What to work on: Change "side view" to "lateral view" in the items starting at the beginning and ending at the line containing "The video monitor stem 300 is at (672, 75).", and write out those lines with nothing else altered. Leave the pictures out of your answer.

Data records
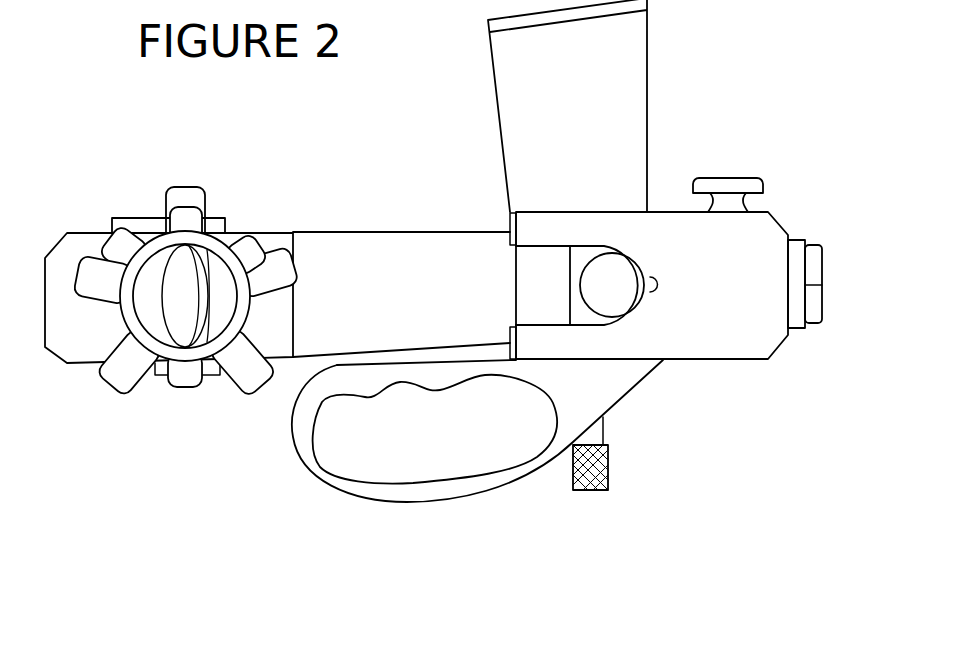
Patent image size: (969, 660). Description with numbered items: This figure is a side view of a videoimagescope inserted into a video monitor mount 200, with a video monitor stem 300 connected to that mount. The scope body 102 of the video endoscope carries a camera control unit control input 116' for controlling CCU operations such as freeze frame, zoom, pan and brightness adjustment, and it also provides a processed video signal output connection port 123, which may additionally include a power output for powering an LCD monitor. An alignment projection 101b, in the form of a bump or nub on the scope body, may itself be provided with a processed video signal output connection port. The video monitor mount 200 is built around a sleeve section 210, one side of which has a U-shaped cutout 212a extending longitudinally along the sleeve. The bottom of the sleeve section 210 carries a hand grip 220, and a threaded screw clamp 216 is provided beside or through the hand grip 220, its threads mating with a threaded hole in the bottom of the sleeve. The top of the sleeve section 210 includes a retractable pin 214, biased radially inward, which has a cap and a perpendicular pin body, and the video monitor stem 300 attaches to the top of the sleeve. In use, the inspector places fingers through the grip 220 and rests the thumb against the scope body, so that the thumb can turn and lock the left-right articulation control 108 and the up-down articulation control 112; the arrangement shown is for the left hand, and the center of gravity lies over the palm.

The camera control unit control input 116' is at (168, 189).
The scope body 102 is at (412, 247).
The processed video signal output connection port 123 is at (338, 222).
The U-shaped cutout 212a is at (542, 248).
The sleeve section 210 is at (670, 218).
The retractable pin 214 is at (757, 186).
The alignment projection 101b is at (627, 279).
The video monitor stem 300 is at (672, 75).
The video monitor mount 200 is at (705, 373).
The threaded screw clamp 216 is at (597, 428).
The hand grip 220 is at (487, 483).
The up-down articulation control 112 is at (122, 375).
The left-right articulation control 108 is at (178, 382).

Problem solution:
Patent image size: (969, 660). Description with numbered items: This figure is a lateral view of a videoimagescope inserted into a video monitor mount 200, with a video monitor stem 300 connected to that mount. The scope body 102 of the video endoscope carries a camera control unit control input 116' for controlling CCU operations such as freeze frame, zoom, pan and brightness adjustment, and it also provides a processed video signal output connection port 123, which may additionally include a power output for powering an LCD monitor. An alignment projection 101b, in the form of a bump or nub on the scope body, may itself be provided with a processed video signal output connection port. The video monitor mount 200 is built around a sleeve section 210, one side of which has a U-shaped cutout 212a extending longitudinally along the sleeve. The bottom of the sleeve section 210 carries a hand grip 220, and a threaded screw clamp 216 is provided beside or through the hand grip 220, its threads mating with a threaded hole in the bottom of the sleeve. The top of the sleeve section 210 includes a retractable pin 214, biased radially inward, which has a cap and a perpendicular pin body, and the video monitor stem 300 attaches to the top of the sleeve. In use, the inspector places fingers through the grip 220 and rests the thumb against the scope body, so that the thumb can turn and lock the left-right articulation control 108 and the up-down articulation control 112; the arrangement shown is for the left hand, and the center of gravity lies over the palm.

The camera control unit control input 116' is at (168, 189).
The scope body 102 is at (412, 247).
The processed video signal output connection port 123 is at (338, 222).
The U-shaped cutout 212a is at (542, 248).
The sleeve section 210 is at (670, 218).
The retractable pin 214 is at (757, 186).
The alignment projection 101b is at (627, 279).
The video monitor stem 300 is at (672, 75).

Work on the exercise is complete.